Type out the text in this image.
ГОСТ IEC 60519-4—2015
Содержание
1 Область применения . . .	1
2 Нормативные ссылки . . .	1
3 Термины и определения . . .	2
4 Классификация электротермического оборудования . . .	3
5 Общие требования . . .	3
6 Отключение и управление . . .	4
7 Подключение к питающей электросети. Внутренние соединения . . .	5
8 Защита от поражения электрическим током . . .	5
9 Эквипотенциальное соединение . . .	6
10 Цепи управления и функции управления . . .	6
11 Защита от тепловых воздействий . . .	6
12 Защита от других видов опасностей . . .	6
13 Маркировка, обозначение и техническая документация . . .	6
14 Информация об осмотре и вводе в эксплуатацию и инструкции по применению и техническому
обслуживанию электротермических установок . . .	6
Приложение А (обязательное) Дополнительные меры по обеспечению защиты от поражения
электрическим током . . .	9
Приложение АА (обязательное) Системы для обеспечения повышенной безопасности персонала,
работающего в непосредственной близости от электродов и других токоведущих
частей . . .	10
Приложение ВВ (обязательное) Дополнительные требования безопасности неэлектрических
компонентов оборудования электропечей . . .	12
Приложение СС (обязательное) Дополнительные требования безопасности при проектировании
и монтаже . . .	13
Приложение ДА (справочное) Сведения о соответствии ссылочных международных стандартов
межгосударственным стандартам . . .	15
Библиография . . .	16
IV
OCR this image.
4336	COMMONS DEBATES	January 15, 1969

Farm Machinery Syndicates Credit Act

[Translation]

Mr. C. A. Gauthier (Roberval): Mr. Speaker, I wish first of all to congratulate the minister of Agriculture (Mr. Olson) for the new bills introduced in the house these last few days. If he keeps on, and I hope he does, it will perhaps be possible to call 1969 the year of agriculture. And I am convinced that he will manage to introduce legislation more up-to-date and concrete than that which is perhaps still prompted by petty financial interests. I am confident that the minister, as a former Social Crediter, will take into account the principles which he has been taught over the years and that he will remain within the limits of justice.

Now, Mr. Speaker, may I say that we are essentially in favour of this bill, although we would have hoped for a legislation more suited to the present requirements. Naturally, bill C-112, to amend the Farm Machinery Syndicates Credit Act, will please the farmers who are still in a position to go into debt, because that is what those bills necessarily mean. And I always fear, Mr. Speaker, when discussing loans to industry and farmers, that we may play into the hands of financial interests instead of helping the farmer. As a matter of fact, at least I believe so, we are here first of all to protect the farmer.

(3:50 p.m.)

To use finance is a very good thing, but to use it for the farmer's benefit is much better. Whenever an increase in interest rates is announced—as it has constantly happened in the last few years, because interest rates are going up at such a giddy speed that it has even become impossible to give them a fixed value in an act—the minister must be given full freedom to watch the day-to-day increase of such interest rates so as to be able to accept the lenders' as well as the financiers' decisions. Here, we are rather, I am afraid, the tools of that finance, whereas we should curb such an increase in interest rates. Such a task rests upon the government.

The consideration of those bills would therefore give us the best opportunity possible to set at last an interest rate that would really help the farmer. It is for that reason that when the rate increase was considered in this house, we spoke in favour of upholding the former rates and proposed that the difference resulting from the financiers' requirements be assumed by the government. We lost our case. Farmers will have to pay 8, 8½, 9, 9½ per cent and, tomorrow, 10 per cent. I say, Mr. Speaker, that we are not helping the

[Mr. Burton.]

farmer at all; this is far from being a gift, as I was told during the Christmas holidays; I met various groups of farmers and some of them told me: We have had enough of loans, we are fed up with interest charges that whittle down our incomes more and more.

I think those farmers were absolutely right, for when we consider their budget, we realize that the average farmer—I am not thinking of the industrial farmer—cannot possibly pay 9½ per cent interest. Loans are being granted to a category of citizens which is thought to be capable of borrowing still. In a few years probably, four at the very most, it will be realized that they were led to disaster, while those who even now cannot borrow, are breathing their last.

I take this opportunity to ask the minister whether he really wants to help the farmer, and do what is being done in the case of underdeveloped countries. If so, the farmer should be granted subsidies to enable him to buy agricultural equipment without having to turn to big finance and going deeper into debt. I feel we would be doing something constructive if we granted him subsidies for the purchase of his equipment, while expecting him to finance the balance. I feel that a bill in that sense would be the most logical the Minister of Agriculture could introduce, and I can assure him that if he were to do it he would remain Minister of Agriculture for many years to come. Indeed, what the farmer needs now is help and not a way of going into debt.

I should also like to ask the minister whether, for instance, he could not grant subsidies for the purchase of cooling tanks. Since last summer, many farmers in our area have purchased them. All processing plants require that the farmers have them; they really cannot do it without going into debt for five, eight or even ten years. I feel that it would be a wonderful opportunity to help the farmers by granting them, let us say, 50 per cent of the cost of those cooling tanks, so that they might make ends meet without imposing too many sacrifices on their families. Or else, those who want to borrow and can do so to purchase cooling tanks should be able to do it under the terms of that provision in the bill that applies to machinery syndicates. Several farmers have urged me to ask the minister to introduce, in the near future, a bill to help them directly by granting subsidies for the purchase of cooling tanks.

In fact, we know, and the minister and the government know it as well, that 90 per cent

+===+

▸ AIM
In the listing above, how many lines hold the word "поражения"? Give the number and nothing more.

▸ EXERCISE ANSWER
2